### WHAT THE EXERCISE ASKS
From the entries below, pull out each line where "Software" appears.

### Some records
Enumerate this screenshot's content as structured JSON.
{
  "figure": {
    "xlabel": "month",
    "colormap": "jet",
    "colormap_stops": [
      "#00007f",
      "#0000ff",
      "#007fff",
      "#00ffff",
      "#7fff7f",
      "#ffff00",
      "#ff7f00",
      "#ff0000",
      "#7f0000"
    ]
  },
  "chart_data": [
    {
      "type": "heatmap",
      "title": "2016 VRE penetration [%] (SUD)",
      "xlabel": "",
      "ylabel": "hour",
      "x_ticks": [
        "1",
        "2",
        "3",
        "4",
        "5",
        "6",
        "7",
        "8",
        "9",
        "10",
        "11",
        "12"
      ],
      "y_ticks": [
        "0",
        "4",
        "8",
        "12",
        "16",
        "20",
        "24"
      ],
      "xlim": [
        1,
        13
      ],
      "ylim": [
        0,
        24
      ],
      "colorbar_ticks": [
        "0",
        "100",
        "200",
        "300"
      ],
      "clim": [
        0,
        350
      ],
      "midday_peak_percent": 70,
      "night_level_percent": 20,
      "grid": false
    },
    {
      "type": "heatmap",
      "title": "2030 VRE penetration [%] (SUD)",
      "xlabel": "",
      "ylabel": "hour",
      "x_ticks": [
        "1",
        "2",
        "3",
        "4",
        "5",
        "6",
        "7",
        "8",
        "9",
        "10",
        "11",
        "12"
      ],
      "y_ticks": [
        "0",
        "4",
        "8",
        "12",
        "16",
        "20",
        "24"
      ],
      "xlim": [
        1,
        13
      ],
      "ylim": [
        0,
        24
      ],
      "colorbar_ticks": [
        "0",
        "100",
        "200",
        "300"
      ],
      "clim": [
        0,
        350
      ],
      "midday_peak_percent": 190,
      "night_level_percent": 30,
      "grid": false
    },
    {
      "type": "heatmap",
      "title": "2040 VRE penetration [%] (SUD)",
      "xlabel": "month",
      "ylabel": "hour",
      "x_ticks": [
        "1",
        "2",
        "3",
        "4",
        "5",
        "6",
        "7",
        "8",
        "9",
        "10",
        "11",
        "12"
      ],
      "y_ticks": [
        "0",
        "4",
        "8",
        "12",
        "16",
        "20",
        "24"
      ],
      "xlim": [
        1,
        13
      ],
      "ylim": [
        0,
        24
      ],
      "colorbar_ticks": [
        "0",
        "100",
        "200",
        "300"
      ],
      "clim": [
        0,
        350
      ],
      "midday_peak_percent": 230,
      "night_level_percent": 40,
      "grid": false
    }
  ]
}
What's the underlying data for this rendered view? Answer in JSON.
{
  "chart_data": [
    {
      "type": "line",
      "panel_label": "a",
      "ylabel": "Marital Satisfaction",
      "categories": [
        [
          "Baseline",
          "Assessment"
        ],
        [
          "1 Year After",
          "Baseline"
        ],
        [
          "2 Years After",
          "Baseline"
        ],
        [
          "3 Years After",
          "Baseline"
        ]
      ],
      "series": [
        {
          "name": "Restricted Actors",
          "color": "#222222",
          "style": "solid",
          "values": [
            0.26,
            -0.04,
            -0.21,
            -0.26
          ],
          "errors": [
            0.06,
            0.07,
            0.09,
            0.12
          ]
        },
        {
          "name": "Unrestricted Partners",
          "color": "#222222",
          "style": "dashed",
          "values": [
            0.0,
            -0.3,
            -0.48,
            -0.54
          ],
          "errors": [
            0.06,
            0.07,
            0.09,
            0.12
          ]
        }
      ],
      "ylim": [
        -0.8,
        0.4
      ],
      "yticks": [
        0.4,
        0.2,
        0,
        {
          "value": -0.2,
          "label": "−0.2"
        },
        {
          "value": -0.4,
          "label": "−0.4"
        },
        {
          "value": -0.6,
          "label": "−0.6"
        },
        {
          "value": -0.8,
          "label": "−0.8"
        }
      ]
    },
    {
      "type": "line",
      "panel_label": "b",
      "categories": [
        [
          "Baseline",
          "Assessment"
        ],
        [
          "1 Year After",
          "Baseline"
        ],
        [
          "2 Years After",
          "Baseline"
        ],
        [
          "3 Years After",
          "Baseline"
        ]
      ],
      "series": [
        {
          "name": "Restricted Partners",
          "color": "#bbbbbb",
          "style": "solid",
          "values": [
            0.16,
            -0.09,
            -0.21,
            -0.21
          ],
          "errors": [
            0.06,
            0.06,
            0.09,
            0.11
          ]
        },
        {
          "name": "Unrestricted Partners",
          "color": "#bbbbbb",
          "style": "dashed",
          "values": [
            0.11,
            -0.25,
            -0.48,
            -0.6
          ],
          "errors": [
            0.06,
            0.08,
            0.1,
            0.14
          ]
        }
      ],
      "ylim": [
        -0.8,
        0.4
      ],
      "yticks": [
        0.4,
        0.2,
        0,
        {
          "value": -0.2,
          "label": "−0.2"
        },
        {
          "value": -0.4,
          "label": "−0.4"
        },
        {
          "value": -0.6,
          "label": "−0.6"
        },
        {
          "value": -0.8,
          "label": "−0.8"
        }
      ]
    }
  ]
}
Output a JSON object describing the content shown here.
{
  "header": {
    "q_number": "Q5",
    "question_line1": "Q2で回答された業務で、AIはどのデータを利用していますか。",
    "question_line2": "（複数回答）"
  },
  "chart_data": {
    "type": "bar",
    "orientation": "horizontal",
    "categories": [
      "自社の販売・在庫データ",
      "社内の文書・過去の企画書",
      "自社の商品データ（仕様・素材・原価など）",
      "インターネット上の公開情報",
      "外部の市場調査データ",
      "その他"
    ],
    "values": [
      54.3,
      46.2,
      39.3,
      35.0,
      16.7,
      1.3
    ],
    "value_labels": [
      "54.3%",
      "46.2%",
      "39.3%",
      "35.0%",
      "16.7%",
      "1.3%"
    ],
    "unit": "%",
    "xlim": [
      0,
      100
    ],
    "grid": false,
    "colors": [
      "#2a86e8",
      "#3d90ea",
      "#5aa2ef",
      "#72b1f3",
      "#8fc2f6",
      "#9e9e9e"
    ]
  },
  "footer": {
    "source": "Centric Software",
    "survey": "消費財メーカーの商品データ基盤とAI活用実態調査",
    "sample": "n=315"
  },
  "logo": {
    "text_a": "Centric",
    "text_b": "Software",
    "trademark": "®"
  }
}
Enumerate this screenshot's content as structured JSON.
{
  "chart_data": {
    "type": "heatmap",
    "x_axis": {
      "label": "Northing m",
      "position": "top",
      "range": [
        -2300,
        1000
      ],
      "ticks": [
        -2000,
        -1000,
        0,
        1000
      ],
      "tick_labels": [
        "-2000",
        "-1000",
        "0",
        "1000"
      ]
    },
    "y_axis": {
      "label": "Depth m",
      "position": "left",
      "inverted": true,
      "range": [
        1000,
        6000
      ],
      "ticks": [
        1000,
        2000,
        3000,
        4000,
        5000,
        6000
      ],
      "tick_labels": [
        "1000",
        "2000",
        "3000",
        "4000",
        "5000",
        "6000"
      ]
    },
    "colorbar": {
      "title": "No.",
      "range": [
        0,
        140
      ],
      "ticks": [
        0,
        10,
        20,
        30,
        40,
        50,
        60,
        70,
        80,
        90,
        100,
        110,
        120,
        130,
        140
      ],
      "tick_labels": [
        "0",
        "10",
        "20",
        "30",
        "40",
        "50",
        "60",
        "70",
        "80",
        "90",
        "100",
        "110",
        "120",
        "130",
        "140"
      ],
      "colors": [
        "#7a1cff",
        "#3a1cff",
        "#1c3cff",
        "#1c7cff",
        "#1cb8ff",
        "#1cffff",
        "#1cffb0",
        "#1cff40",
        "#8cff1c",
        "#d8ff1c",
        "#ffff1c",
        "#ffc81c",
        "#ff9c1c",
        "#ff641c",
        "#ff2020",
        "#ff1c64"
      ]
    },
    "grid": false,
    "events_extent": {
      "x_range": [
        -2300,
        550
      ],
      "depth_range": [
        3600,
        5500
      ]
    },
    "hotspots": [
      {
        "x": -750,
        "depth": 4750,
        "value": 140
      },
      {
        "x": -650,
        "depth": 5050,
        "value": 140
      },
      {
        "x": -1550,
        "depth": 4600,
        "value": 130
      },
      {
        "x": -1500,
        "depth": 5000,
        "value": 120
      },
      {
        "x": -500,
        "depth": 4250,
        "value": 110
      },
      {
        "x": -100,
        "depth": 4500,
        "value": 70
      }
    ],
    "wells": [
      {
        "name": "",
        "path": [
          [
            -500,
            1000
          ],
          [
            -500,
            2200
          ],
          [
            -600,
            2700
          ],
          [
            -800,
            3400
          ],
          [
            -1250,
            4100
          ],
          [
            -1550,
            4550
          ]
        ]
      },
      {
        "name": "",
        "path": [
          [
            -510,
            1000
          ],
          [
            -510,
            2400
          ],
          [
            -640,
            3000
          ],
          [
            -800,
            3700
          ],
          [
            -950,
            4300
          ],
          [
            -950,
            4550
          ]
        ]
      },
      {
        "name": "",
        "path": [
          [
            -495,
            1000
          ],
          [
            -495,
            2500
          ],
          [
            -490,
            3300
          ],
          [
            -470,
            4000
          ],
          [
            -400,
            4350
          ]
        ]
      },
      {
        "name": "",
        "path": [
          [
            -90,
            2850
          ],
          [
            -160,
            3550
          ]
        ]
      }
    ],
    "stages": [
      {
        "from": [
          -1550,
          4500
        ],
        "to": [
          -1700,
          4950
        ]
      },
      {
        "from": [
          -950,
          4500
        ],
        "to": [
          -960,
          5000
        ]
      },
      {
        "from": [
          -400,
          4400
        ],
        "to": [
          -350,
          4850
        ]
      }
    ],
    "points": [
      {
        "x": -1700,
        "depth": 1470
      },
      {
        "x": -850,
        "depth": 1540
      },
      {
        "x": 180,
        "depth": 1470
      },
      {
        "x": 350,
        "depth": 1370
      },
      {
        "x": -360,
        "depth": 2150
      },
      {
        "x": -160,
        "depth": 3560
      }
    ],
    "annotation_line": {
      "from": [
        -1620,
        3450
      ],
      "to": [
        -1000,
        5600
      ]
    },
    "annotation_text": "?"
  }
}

### EXPECTED ANSWER
    "source": "Centric Software",
    "text_b": "Software",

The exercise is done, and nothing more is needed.